[EXERCISE DESCRIPTION] Look through the data below. Pick out the lines holding the string "Days".

* * *

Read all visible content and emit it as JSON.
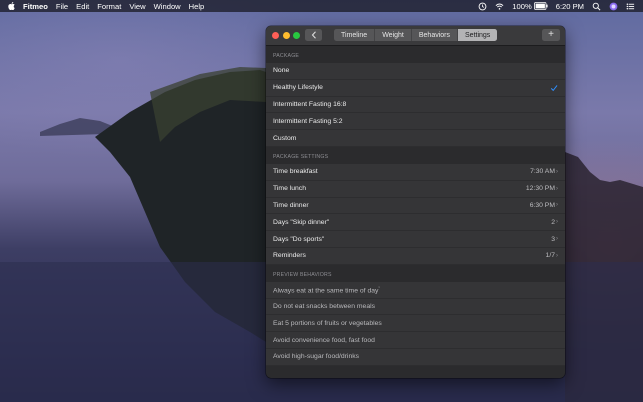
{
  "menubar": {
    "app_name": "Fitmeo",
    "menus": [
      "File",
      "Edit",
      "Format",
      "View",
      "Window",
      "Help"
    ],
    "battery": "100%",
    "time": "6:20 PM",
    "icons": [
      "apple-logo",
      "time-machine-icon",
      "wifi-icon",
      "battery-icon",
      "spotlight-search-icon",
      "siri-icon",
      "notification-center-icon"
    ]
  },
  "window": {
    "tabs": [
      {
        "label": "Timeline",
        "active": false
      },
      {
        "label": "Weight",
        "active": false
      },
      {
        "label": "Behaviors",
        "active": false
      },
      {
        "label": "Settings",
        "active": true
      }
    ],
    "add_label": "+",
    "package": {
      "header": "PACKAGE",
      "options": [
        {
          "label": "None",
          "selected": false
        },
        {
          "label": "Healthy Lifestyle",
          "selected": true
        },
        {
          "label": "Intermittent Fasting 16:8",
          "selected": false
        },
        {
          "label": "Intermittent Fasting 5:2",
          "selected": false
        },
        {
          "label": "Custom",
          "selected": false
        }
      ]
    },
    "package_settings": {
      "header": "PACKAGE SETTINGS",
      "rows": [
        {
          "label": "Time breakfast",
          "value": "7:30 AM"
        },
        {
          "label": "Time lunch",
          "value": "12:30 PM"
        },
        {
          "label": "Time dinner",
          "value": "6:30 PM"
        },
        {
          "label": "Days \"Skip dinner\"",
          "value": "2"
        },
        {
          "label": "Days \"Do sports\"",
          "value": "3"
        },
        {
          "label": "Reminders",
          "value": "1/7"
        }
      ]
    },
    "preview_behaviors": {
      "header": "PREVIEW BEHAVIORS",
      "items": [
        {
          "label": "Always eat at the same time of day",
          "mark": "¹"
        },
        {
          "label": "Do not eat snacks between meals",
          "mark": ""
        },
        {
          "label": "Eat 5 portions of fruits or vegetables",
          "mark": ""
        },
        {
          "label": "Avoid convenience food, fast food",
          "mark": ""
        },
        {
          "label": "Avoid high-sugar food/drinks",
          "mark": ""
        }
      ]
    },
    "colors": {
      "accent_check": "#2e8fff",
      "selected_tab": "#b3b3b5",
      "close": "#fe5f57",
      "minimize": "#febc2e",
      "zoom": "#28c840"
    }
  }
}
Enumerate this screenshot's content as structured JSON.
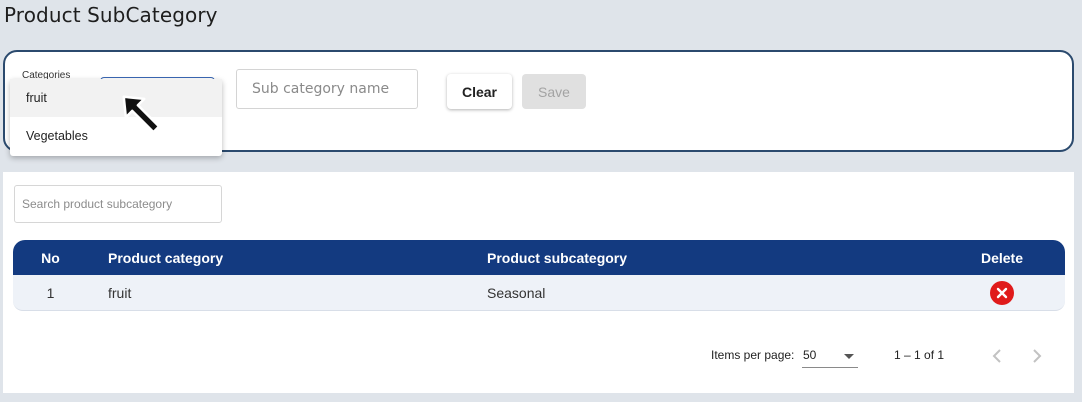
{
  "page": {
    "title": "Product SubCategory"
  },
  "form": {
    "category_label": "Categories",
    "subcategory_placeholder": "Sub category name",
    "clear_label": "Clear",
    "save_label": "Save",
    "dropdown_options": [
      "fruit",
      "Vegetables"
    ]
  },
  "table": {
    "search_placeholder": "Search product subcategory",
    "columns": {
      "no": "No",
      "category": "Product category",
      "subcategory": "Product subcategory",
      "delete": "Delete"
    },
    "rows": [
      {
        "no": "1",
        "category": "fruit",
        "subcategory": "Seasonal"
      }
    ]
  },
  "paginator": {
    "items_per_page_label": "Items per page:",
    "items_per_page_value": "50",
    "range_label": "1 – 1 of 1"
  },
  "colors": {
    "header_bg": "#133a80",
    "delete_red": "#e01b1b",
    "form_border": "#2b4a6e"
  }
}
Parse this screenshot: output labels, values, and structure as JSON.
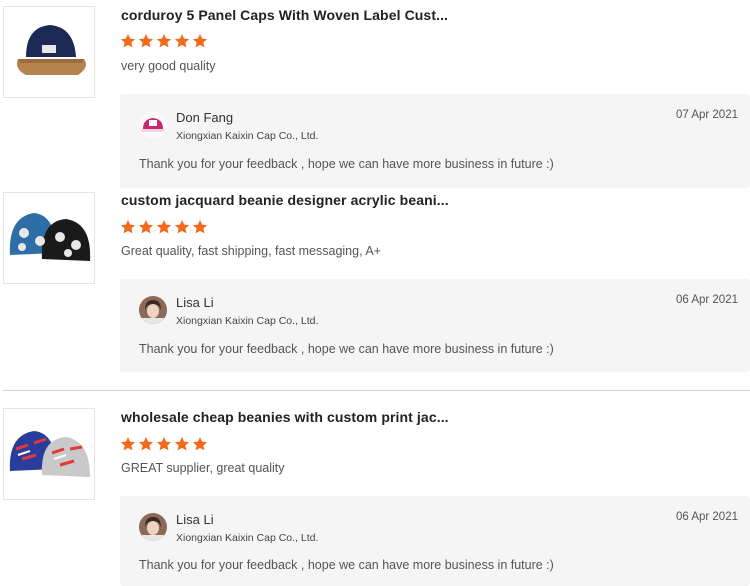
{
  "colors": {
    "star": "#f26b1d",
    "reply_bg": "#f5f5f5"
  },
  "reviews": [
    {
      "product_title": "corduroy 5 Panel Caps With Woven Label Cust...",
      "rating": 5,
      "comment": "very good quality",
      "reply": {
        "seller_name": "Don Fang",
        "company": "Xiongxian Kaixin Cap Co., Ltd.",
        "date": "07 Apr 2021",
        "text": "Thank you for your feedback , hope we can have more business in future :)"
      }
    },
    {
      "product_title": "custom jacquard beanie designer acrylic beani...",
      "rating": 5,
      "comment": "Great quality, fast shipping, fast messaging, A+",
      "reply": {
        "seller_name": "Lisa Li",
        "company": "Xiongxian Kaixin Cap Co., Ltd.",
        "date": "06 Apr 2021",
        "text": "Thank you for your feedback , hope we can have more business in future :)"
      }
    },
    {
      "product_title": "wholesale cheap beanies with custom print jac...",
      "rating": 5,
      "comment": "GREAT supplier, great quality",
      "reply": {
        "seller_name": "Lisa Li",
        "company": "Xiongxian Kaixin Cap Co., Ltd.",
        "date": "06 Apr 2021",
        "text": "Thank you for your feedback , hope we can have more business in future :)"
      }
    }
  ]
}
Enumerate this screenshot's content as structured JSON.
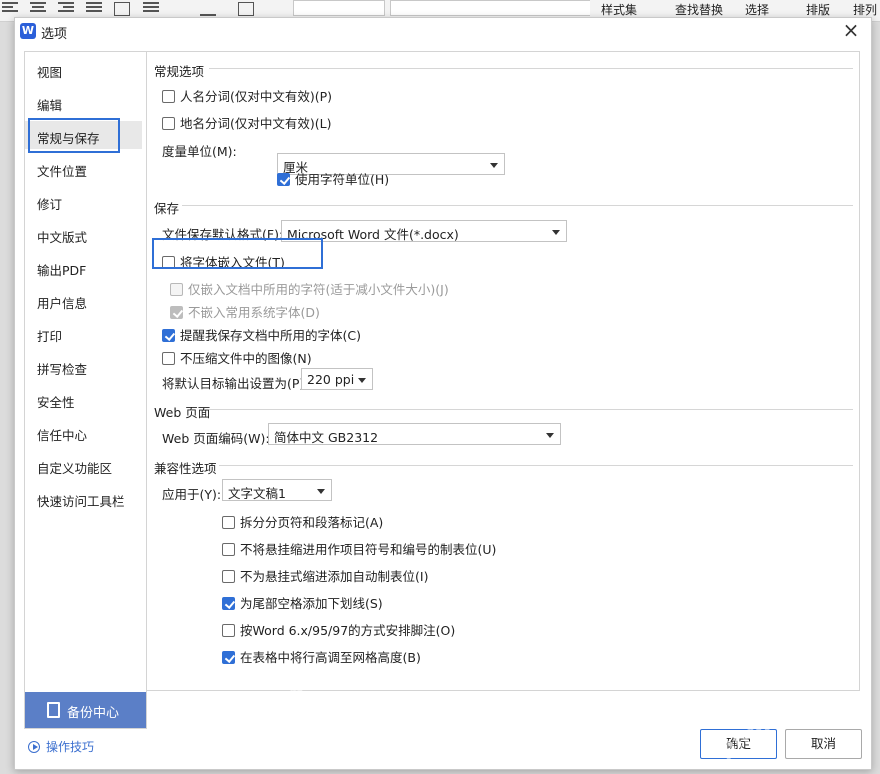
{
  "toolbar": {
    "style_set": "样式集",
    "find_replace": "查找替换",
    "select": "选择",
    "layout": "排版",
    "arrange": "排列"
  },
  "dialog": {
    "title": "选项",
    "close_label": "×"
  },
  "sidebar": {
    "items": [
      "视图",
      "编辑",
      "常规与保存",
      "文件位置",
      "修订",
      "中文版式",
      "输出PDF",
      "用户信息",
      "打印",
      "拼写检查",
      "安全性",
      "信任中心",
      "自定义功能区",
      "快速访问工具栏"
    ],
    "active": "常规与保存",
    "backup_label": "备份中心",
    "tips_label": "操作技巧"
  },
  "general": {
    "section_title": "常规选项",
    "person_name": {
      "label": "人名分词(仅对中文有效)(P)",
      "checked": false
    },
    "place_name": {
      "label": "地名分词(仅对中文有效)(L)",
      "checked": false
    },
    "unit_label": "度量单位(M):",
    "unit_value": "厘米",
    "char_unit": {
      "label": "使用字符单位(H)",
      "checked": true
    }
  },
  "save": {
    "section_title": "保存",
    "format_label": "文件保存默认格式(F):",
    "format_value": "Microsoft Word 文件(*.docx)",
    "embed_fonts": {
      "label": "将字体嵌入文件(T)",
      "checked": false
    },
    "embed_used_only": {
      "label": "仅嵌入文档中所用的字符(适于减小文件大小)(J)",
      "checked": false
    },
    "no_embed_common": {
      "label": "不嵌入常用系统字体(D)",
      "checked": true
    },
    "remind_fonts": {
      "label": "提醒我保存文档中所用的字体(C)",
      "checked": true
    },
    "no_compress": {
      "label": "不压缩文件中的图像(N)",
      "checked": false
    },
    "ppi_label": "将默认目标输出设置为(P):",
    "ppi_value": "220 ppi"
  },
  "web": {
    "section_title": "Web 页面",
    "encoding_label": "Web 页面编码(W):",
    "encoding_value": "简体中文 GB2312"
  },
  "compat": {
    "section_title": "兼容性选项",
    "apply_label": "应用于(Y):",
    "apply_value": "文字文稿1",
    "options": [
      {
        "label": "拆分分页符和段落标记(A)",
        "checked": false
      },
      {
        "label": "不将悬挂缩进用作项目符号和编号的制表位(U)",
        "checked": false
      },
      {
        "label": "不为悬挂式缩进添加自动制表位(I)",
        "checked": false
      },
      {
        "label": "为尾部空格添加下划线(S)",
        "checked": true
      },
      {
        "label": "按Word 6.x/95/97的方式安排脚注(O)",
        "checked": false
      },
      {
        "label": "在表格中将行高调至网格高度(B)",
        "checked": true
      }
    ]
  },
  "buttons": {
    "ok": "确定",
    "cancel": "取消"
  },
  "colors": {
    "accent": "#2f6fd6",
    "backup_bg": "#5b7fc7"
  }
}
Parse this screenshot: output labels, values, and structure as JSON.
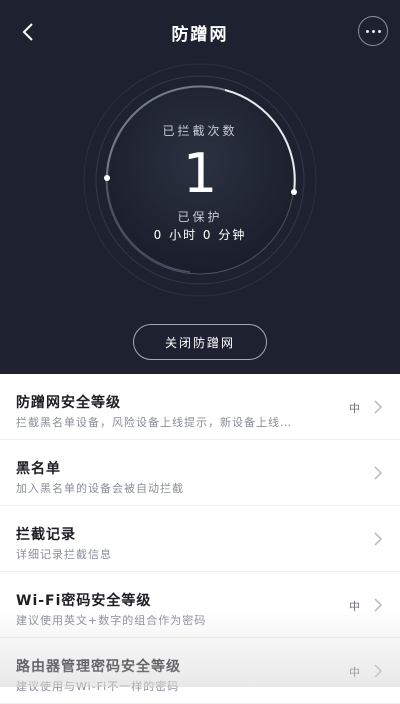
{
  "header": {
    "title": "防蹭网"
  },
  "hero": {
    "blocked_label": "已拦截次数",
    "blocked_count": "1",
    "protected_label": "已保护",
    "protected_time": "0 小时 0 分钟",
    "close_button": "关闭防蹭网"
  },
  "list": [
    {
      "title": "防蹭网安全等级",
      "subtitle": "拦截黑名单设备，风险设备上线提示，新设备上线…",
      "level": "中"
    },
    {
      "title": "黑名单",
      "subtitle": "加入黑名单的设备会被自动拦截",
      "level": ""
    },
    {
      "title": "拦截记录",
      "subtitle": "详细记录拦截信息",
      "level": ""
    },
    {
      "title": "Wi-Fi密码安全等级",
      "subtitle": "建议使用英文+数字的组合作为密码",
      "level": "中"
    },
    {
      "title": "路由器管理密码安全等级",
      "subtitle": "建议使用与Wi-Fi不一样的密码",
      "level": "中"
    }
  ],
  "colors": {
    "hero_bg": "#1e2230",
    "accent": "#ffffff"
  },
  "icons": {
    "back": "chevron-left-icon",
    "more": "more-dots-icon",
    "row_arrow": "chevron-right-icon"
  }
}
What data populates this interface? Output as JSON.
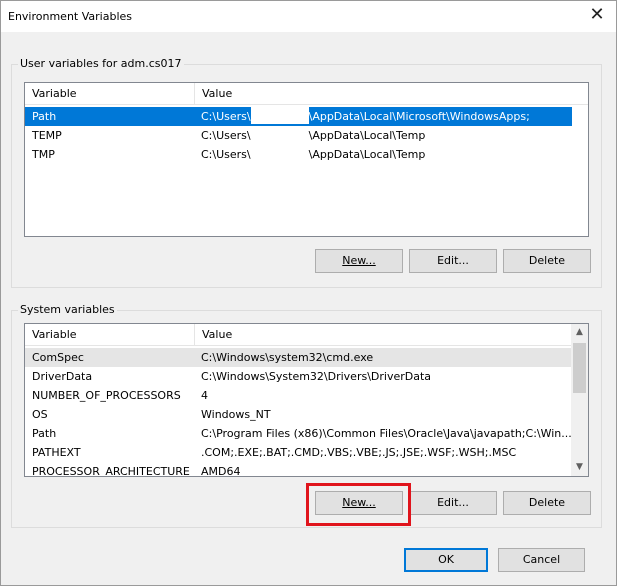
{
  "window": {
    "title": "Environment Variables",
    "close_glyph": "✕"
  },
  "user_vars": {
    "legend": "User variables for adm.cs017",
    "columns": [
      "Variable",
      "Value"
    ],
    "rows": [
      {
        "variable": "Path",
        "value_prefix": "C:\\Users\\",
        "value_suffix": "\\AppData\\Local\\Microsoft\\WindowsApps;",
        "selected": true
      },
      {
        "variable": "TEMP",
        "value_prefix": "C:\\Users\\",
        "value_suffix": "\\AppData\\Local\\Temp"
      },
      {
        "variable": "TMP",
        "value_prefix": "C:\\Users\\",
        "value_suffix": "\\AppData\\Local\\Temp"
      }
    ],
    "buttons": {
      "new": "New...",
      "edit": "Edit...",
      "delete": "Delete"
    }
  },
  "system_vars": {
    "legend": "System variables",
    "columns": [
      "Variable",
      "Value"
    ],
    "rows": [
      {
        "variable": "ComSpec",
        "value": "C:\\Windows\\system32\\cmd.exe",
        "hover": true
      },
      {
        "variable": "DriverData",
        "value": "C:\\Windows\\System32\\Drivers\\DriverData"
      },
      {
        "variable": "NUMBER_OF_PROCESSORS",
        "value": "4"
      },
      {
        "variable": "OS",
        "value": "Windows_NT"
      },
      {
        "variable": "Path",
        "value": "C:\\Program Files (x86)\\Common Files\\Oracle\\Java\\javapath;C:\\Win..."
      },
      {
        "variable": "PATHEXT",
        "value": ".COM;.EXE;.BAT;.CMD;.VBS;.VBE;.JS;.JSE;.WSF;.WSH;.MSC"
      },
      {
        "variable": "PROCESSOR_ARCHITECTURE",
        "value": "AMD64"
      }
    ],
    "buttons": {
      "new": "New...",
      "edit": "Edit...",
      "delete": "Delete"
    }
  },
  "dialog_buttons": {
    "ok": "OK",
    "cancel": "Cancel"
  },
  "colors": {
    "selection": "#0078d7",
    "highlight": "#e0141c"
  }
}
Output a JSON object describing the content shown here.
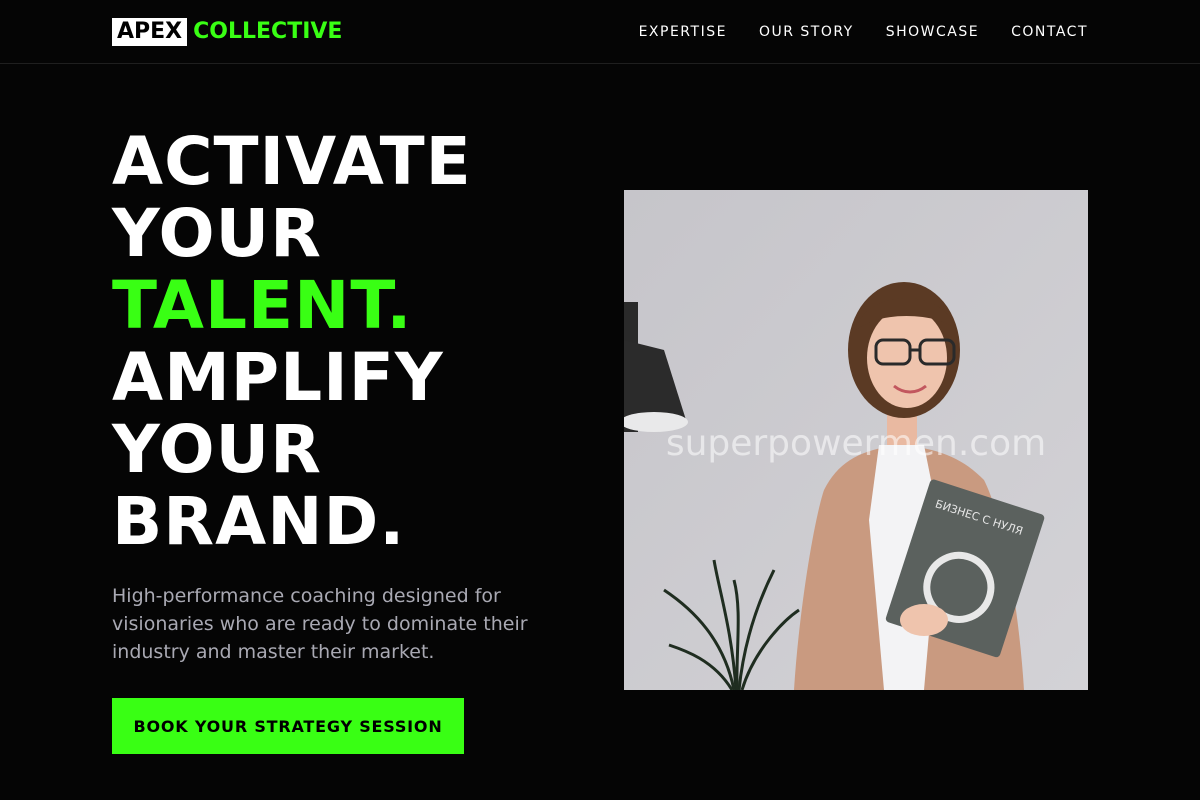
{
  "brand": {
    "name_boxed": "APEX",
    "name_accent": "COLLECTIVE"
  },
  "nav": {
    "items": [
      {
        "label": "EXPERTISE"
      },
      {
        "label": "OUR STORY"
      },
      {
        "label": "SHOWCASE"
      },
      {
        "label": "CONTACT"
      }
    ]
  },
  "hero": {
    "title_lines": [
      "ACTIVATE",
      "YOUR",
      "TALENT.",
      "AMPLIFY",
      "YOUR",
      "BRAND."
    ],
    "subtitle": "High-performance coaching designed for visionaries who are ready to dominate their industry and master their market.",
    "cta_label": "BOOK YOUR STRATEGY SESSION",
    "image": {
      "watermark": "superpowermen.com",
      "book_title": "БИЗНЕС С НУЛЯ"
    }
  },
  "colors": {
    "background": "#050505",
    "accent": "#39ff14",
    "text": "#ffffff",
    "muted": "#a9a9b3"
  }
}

* * *

[SOLUTION TO THE EXERCISE]
          "label": "Days \"Skip dinner\"",
          "label": "Days \"Do sports\"",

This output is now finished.